### Exercise
Reproduce the data exactly and drop any pictures it holds.

### Data extract
'''

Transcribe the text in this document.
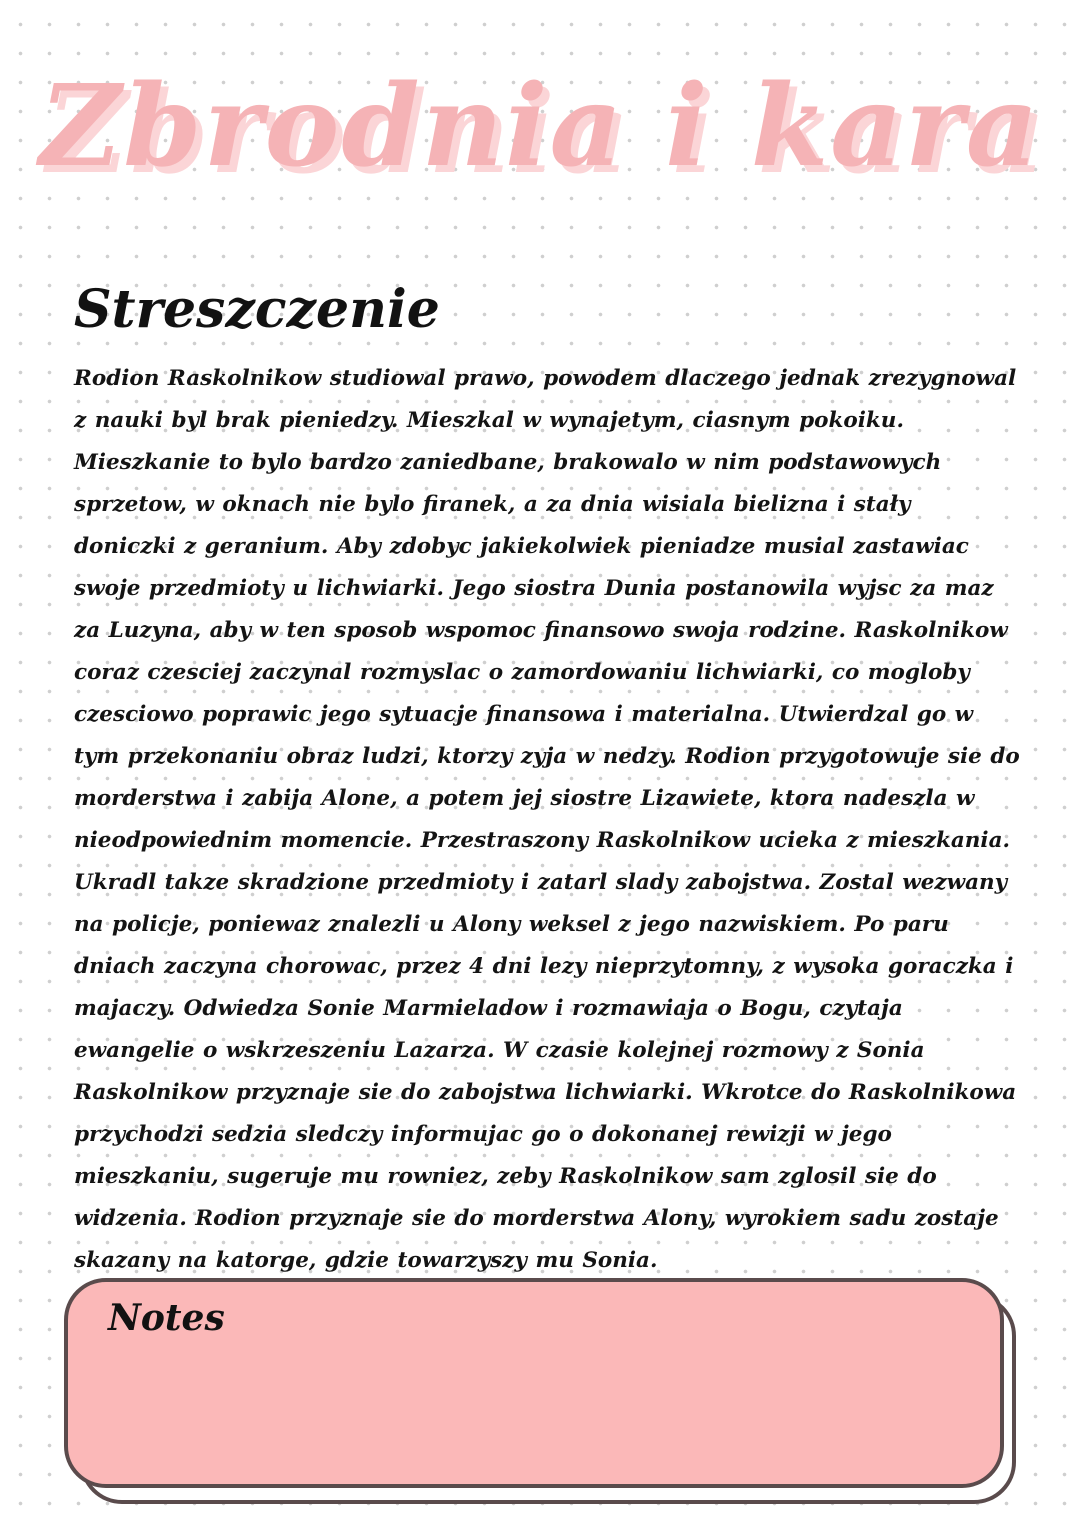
Zbrodnia i kara
Streszczenie

Rodion Raskolnikow studiowal prawo, powodem dlaczego jednak zrezygnowal z nauki byl brak pieniedzy. Mieszkal w wynajetym, ciasnym pokoiku. Mieszkanie to bylo bardzo zaniedbane, brakowalo w nim podstawowych sprzetow, w oknach nie bylo firanek, a za dnia wisiala bielizna i stały doniczki z geranium. Aby zdobyc jakiekolwiek pieniadze musial zastawiac swoje przedmioty u lichwiarki. Jego siostra Dunia postanowila wyjsc za maz za Luzyna, aby w ten sposob wspomoc finansowo swoja rodzine. Raskolnikow coraz czesciej zaczynal rozmyslac o zamordowaniu lichwiarki, co mogloby czesciowo poprawic jego sytuacje finansowa i materialna. Utwierdzal go w tym przekonaniu obraz ludzi, ktorzy zyja w nedzy. Rodion przygotowuje sie do morderstwa i zabija Alone, a potem jej siostre Lizawiete, ktora nadeszla w nieodpowiednim momencie. Przestraszony Raskolnikow ucieka z mieszkania. Ukradl takze skradzione przedmioty i zatarl slady zabojstwa. Zostal wezwany na policje, poniewaz znalezli u Alony weksel z jego nazwiskiem. Po paru dniach zaczyna chorowac, przez 4 dni lezy nieprzytomny, z wysoka goraczka i majaczy. Odwiedza Sonie Marmieladow i rozmawiaja o Bogu, czytaja ewangelie o wskrzeszeniu Lazarza. W czasie kolejnej rozmowy z Sonia Raskolnikow przyznaje sie do zabojstwa lichwiarki. Wkrotce do Raskolnikowa przychodzi sedzia sledczy informujac go o dokonanej rewizji w jego mieszkaniu, sugeruje mu rowniez, zeby Raskolnikow sam zglosil sie do widzenia. Rodion przyznaje sie do morderstwa Alony, wyrokiem sadu zostaje skazany na katorge, gdzie towarzyszy mu Sonia.

Notes
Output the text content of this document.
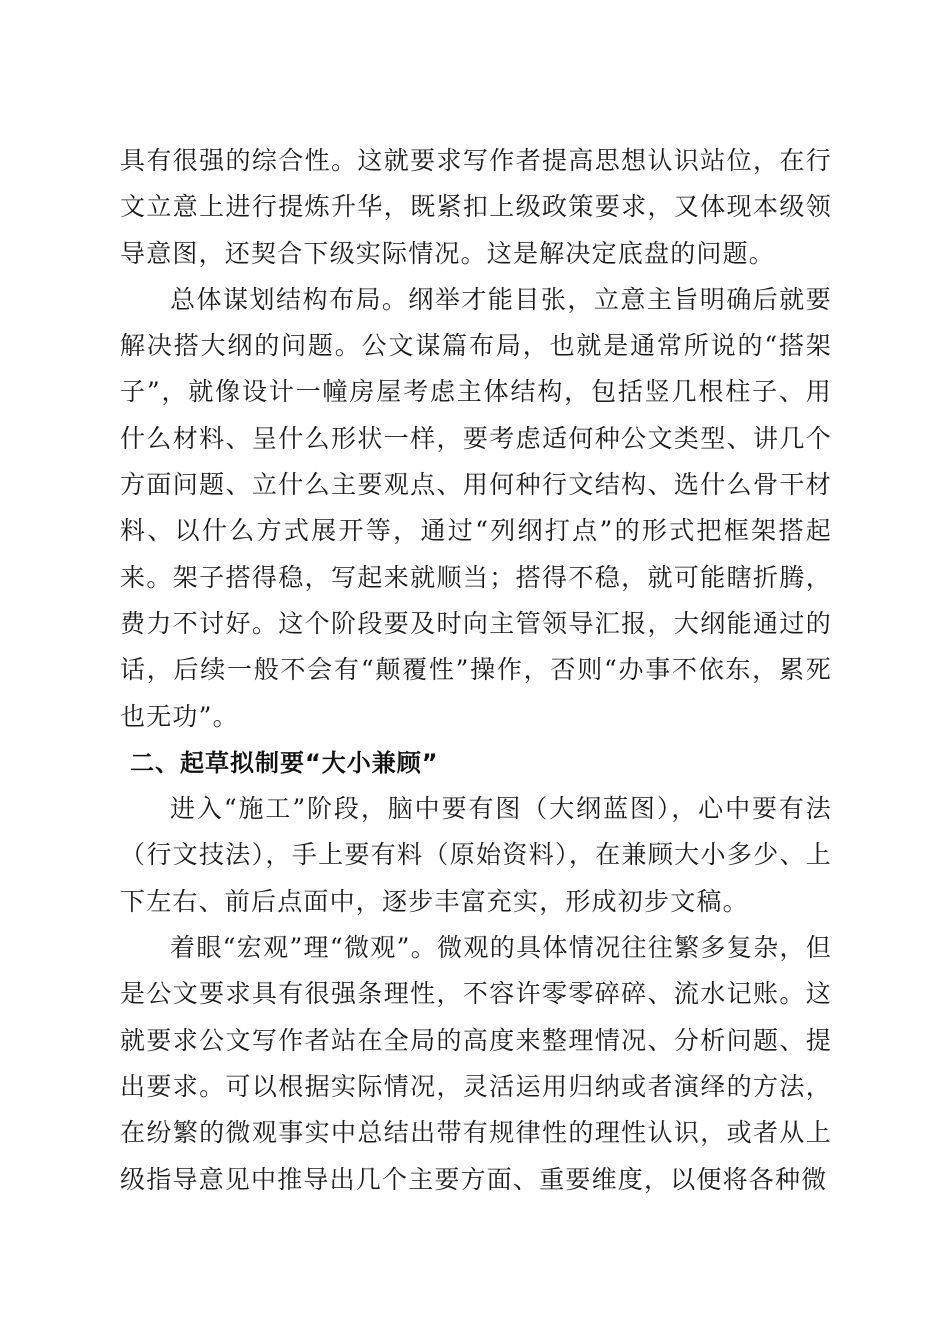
具有很强的综合性。这就要求写作者提高思想认识站位，在行文立意上进行提炼升华，既紧扣上级政策要求，又体现本级领导意图，还契合下级实际情况。这是解决定底盘的问题。

总体谋划结构布局。纲举才能目张，立意主旨明确后就要解决搭大纲的问题。公文谋篇布局，也就是通常所说的“搭架子”，就像设计一幢房屋考虑主体结构，包括竖几根柱子、用什么材料、呈什么形状一样，要考虑适何种公文类型、讲几个方面问题、立什么主要观点、用何种行文结构、选什么骨干材料、以什么方式展开等，通过“列纲打点”的形式把框架搭起来。架子搭得稳，写起来就顺当；搭得不稳，就可能瞎折腾，费力不讨好。这个阶段要及时向主管领导汇报，大纲能通过的话，后续一般不会有“颠覆性”操作，否则“办事不依东，累死也无功”。

二、起草拟制要“大小兼顾”

进入“施工”阶段，脑中要有图（大纲蓝图），心中要有法（行文技法），手上要有料（原始资料），在兼顾大小多少、上下左右、前后点面中，逐步丰富充实，形成初步文稿。

着眼“宏观”理“微观”。微观的具体情况往往繁多复杂，但是公文要求具有很强条理性，不容许零零碎碎、流水记账。这就要求公文写作者站在全局的高度来整理情况、分析问题、提出要求。可以根据实际情况，灵活运用归纳或者演绎的方法，在纷繁的微观事实中总结出带有规律性的理性认识，或者从上级指导意见中推导出几个主要方面、重要维度，以便将各种微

'''

### Written response
Transcribe the text in this document.
Zbrodnia i kara
Streszczenie

Rodion Raskolnikow studiowal prawo, powodem dlaczego jednak zrezygnowal z nauki byl brak pieniedzy. Mieszkal w wynajetym, ciasnym pokoiku. Mieszkanie to bylo bardzo zaniedbane, brakowalo w nim podstawowych sprzetow, w oknach nie bylo firanek, a za dnia wisiala bielizna i stały doniczki z geranium. Aby zdobyc jakiekolwiek pieniadze musial zastawiac swoje przedmioty u lichwiarki. Jego siostra Dunia postanowila wyjsc za maz za Luzyna, aby w ten sposob wspomoc finansowo swoja rodzine. Raskolnikow coraz czesciej zaczynal rozmyslac o zamordowaniu lichwiarki, co mogloby czesciowo poprawic jego sytuacje finansowa i materialna. Utwierdzal go w tym przekonaniu obraz ludzi, ktorzy zyja w nedzy. Rodion przygotowuje sie do morderstwa i zabija Alone, a potem jej siostre Lizawiete, ktora nadeszla w nieodpowiednim momencie. Przestraszony Raskolnikow ucieka z mieszkania. Ukradl takze skradzione przedmioty i zatarl slady zabojstwa. Zostal wezwany na policje, poniewaz znalezli u Alony weksel z jego nazwiskiem. Po paru dniach zaczyna chorowac, przez 4 dni lezy nieprzytomny, z wysoka goraczka i majaczy. Odwiedza Sonie Marmieladow i rozmawiaja o Bogu, czytaja ewangelie o wskrzeszeniu Lazarza. W czasie kolejnej rozmowy z Sonia Raskolnikow przyznaje sie do zabojstwa lichwiarki. Wkrotce do Raskolnikowa przychodzi sedzia sledczy informujac go o dokonanej rewizji w jego mieszkaniu, sugeruje mu rowniez, zeby Raskolnikow sam zglosil sie do widzenia. Rodion przyznaje sie do morderstwa Alony, wyrokiem sadu zostaje skazany na katorge, gdzie towarzyszy mu Sonia.

Notes
Output the text content of this document.
具有很强的综合性。这就要求写作者提高思想认识站位，在行文立意上进行提炼升华，既紧扣上级政策要求，又体现本级领导意图，还契合下级实际情况。这是解决定底盘的问题。

总体谋划结构布局。纲举才能目张，立意主旨明确后就要解决搭大纲的问题。公文谋篇布局，也就是通常所说的“搭架子”，就像设计一幢房屋考虑主体结构，包括竖几根柱子、用什么材料、呈什么形状一样，要考虑适何种公文类型、讲几个方面问题、立什么主要观点、用何种行文结构、选什么骨干材料、以什么方式展开等，通过“列纲打点”的形式把框架搭起来。架子搭得稳，写起来就顺当；搭得不稳，就可能瞎折腾，费力不讨好。这个阶段要及时向主管领导汇报，大纲能通过的话，后续一般不会有“颠覆性”操作，否则“办事不依东，累死也无功”。

二、起草拟制要“大小兼顾”

进入“施工”阶段，脑中要有图（大纲蓝图），心中要有法（行文技法），手上要有料（原始资料），在兼顾大小多少、上下左右、前后点面中，逐步丰富充实，形成初步文稿。

着眼“宏观”理“微观”。微观的具体情况往往繁多复杂，但是公文要求具有很强条理性，不容许零零碎碎、流水记账。这就要求公文写作者站在全局的高度来整理情况、分析问题、提出要求。可以根据实际情况，灵活运用归纳或者演绎的方法，在纷繁的微观事实中总结出带有规律性的理性认识，或者从上级指导意见中推导出几个主要方面、重要维度，以便将各种微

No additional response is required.